## The request
Pull out every line from the listing that has the word "Food".

## Supplied records

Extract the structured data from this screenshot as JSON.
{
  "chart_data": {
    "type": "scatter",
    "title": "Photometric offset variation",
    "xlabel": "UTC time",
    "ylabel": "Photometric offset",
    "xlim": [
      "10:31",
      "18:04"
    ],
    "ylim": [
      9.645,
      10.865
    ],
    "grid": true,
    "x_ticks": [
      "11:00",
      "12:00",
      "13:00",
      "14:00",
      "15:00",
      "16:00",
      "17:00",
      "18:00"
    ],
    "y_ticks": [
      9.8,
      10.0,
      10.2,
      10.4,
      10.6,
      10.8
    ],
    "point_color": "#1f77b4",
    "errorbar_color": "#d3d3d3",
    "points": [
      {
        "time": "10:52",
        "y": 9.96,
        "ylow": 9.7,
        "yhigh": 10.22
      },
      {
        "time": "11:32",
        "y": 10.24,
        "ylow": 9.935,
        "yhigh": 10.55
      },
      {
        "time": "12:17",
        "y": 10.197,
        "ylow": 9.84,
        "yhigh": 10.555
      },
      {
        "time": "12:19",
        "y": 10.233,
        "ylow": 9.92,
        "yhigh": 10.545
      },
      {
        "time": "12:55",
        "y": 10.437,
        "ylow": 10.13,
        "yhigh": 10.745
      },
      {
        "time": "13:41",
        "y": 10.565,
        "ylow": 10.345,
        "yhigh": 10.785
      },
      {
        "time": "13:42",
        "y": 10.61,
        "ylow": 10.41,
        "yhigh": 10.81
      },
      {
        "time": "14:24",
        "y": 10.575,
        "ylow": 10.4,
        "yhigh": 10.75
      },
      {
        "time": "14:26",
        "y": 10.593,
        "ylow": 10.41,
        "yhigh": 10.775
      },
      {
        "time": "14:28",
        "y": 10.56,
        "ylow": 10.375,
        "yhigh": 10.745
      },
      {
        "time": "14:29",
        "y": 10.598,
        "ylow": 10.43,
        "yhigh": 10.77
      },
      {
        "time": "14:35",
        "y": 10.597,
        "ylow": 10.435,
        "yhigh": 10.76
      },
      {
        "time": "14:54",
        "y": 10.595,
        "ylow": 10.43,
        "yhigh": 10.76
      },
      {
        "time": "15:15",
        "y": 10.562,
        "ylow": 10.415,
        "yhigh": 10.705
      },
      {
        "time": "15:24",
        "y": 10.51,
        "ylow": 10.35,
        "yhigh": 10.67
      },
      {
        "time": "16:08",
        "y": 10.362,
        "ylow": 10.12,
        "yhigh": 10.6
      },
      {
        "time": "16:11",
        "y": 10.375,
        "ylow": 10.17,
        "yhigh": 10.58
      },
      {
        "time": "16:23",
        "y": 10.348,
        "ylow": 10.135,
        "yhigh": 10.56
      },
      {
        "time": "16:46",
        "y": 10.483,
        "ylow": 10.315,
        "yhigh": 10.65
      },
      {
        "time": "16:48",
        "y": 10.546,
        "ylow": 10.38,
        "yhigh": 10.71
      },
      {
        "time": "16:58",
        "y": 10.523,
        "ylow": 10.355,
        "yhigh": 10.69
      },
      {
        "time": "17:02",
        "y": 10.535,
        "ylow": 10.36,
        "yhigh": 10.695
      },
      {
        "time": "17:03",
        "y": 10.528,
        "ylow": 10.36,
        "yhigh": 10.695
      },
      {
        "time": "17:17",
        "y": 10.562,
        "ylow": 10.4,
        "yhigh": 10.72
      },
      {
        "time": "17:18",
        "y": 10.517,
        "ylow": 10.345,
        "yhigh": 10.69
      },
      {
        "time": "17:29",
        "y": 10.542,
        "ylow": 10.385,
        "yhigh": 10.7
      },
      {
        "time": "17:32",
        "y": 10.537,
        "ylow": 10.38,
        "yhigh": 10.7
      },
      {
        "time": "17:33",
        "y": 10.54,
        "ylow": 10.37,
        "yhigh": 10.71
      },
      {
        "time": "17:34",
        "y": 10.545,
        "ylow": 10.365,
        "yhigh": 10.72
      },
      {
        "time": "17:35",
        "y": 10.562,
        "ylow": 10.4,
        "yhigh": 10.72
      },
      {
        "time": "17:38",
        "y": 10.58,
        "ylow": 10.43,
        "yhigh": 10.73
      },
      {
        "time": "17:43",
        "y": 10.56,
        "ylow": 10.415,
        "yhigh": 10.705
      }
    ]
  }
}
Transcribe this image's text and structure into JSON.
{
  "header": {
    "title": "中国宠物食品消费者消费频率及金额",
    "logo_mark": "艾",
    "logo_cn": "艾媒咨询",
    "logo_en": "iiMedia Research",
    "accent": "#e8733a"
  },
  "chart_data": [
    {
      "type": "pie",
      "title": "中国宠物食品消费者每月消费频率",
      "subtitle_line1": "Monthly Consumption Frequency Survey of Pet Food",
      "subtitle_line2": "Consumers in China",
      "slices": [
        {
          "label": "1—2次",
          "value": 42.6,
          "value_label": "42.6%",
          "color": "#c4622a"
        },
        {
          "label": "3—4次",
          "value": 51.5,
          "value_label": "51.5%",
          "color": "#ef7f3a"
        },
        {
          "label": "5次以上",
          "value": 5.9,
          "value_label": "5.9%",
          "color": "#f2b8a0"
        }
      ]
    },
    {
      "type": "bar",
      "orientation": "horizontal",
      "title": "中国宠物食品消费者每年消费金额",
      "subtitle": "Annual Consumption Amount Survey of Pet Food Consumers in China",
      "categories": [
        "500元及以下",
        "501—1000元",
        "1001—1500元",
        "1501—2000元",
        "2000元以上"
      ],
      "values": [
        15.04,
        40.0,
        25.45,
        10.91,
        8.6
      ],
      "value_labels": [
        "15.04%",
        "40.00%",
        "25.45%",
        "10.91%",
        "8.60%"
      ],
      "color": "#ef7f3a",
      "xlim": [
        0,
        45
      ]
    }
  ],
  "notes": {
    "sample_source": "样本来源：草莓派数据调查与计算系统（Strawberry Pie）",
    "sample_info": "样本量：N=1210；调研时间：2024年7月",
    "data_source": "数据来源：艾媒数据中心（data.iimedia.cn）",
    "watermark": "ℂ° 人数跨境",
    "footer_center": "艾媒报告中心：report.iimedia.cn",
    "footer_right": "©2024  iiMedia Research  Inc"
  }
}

## Expected answer
      "subtitle_line1": "Monthly Consumption Frequency Survey of Pet Food",
      "subtitle": "Annual Consumption Amount Survey of Pet Food Consumers in China",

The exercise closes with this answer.